* Begin Records for this exercise *

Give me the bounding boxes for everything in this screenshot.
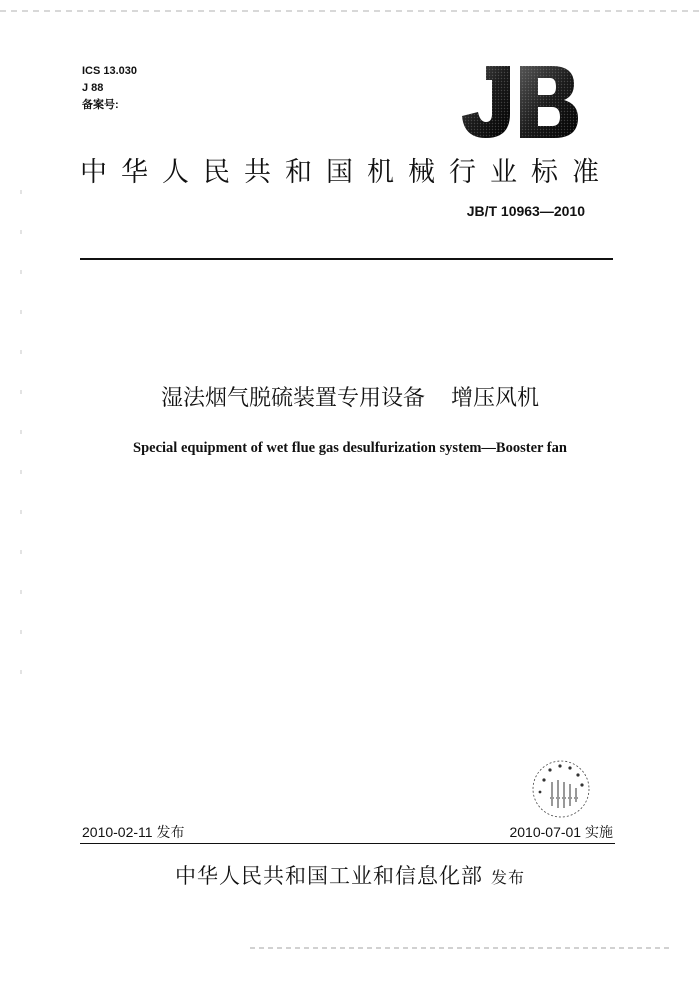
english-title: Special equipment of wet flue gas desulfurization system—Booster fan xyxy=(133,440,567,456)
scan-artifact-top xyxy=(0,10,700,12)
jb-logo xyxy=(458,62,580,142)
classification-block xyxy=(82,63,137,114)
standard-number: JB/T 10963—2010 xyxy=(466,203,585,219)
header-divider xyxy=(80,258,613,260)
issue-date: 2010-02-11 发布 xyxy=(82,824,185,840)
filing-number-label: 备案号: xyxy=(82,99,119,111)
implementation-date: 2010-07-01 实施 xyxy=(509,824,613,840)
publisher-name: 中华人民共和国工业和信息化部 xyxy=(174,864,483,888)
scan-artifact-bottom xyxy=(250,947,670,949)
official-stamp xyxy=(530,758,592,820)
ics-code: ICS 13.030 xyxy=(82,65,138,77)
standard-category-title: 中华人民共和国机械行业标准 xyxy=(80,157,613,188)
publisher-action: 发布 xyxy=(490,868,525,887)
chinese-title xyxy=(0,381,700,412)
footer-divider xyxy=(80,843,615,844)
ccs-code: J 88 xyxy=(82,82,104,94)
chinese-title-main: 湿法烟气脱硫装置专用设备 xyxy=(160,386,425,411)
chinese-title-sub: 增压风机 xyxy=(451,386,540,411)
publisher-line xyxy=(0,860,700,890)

* End Records for this exercise *

> _Task statement_
Copy out, unchanged, the stretch of the records from the line containing "english-title: Special equipment" through the final line of the records, with both ends included.

> _Result_
english-title: Special equipment of wet flue gas desulfurization system—Booster fan xyxy=(133,440,567,456)
scan-artifact-top xyxy=(0,10,700,12)
jb-logo xyxy=(458,62,580,142)
classification-block xyxy=(82,63,137,114)
standard-number: JB/T 10963—2010 xyxy=(466,203,585,219)
header-divider xyxy=(80,258,613,260)
issue-date: 2010-02-11 发布 xyxy=(82,824,185,840)
filing-number-label: 备案号: xyxy=(82,99,119,111)
implementation-date: 2010-07-01 实施 xyxy=(509,824,613,840)
publisher-name: 中华人民共和国工业和信息化部 xyxy=(174,864,483,888)
scan-artifact-bottom xyxy=(250,947,670,949)
official-stamp xyxy=(530,758,592,820)
ics-code: ICS 13.030 xyxy=(82,65,138,77)
standard-category-title: 中华人民共和国机械行业标准 xyxy=(80,157,613,188)
publisher-action: 发布 xyxy=(490,868,525,887)
chinese-title xyxy=(0,381,700,412)
footer-divider xyxy=(80,843,615,844)
ccs-code: J 88 xyxy=(82,82,104,94)
chinese-title-main: 湿法烟气脱硫装置专用设备 xyxy=(160,386,425,411)
chinese-title-sub: 增压风机 xyxy=(451,386,540,411)
publisher-line xyxy=(0,860,700,890)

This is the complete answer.